▶ Required work
Consider the data that follows and state how many lines contain the string "disabled", using the number alone.

▶ Supplied information
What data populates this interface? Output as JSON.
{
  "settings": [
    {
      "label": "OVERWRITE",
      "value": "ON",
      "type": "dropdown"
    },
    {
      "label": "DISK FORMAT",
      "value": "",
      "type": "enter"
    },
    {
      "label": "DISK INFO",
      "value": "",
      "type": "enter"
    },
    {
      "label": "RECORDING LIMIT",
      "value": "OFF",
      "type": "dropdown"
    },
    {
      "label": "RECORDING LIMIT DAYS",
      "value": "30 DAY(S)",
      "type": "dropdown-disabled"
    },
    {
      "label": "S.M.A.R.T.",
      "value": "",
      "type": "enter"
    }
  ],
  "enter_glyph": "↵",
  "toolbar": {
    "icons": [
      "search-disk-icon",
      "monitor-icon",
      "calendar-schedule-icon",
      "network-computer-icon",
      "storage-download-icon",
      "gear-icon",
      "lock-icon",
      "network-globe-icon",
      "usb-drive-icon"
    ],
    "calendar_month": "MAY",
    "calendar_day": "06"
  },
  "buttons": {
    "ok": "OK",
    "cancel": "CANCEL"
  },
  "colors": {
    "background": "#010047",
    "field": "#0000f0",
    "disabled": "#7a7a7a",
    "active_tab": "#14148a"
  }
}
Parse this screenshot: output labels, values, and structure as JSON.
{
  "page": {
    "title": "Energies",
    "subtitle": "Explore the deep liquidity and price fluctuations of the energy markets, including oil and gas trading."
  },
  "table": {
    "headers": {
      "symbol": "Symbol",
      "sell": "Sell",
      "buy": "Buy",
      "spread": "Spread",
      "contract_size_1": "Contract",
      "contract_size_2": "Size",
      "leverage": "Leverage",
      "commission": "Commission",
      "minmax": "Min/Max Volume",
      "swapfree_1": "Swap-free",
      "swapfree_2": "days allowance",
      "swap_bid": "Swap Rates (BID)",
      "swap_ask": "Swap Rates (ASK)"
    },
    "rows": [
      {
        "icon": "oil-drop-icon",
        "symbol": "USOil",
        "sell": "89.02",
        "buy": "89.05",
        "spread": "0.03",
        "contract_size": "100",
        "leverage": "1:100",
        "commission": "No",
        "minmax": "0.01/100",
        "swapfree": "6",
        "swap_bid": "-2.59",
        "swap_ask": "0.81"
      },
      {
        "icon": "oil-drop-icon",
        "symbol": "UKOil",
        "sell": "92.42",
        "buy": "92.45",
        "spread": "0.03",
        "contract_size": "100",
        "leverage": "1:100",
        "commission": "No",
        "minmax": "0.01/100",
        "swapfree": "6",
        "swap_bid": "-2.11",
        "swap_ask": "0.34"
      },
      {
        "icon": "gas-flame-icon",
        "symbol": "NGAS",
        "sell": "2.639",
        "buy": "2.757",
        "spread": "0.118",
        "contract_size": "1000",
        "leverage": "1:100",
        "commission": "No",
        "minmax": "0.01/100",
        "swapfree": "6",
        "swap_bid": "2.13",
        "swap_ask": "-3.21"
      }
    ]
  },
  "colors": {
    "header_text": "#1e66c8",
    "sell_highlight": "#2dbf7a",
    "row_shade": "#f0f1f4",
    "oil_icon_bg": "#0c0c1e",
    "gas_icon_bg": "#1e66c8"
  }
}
==
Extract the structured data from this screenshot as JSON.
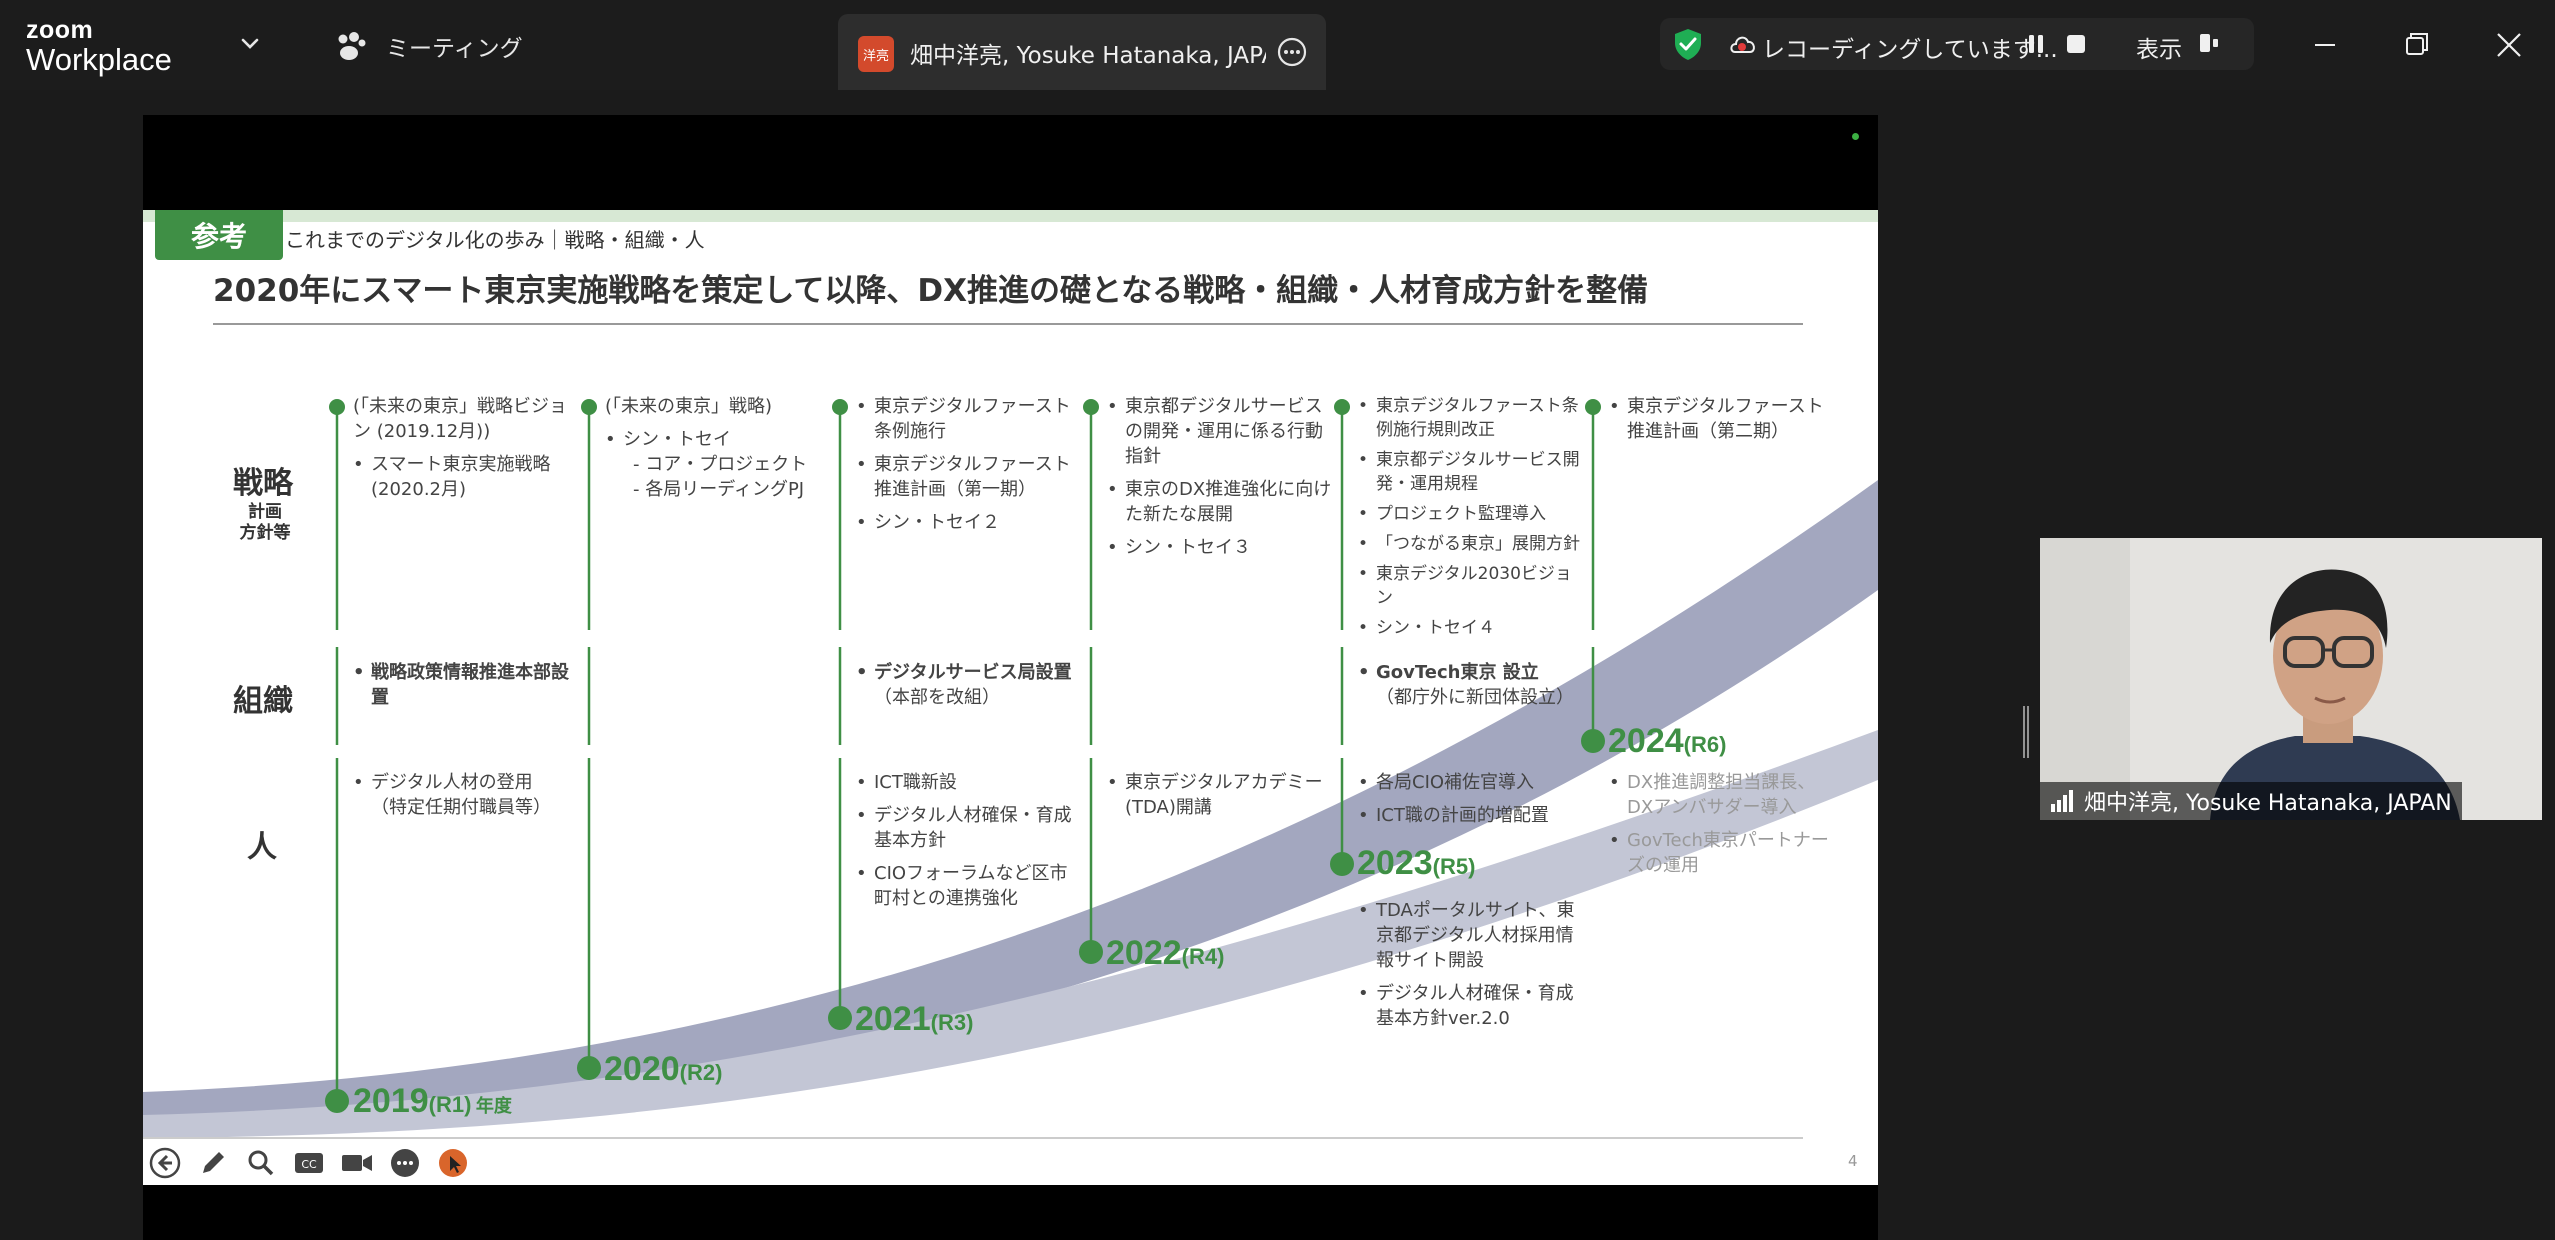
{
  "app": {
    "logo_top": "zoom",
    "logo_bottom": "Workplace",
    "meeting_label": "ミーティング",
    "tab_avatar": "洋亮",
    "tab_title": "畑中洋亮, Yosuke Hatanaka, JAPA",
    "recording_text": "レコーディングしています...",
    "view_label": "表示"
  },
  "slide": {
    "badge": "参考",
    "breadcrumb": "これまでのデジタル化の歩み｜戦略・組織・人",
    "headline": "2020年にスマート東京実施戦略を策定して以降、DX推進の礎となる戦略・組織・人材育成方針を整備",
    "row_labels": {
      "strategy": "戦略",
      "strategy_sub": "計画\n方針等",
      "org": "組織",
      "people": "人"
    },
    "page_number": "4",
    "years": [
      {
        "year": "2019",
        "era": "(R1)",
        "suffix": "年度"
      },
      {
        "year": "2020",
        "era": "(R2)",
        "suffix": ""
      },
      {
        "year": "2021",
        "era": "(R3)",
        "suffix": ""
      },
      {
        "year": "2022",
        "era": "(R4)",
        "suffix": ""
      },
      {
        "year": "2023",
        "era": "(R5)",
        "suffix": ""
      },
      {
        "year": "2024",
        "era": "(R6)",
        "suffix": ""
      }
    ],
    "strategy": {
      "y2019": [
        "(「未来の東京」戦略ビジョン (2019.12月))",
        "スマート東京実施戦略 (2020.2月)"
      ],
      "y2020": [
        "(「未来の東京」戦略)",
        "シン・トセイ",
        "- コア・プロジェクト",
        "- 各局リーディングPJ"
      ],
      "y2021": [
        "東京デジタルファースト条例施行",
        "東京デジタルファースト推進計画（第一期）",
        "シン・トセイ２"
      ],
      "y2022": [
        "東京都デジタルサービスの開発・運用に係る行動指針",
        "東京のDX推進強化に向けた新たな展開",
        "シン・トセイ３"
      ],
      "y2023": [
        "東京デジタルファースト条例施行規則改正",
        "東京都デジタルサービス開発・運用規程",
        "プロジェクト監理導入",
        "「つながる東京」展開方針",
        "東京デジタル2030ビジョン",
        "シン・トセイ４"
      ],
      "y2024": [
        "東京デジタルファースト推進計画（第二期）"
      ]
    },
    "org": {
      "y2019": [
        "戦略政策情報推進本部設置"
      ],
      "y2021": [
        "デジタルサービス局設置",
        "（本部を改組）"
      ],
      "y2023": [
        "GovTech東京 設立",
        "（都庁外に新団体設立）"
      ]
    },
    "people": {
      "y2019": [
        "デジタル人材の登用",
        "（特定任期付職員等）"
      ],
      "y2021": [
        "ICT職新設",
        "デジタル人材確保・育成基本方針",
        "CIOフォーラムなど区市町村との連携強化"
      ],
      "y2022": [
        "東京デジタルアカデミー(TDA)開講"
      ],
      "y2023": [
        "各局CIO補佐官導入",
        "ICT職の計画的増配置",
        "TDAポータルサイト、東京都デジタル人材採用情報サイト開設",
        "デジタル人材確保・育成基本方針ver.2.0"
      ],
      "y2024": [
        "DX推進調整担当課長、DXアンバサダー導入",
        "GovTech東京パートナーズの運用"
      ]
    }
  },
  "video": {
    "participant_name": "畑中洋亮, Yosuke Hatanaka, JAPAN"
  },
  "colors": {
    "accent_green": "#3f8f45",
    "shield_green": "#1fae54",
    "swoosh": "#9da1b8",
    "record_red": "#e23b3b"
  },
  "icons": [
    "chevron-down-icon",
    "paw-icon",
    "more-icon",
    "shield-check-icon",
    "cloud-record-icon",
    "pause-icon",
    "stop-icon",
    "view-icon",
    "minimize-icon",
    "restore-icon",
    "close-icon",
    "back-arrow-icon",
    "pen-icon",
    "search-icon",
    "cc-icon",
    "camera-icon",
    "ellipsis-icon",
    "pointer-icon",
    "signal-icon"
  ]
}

▶ Final result
2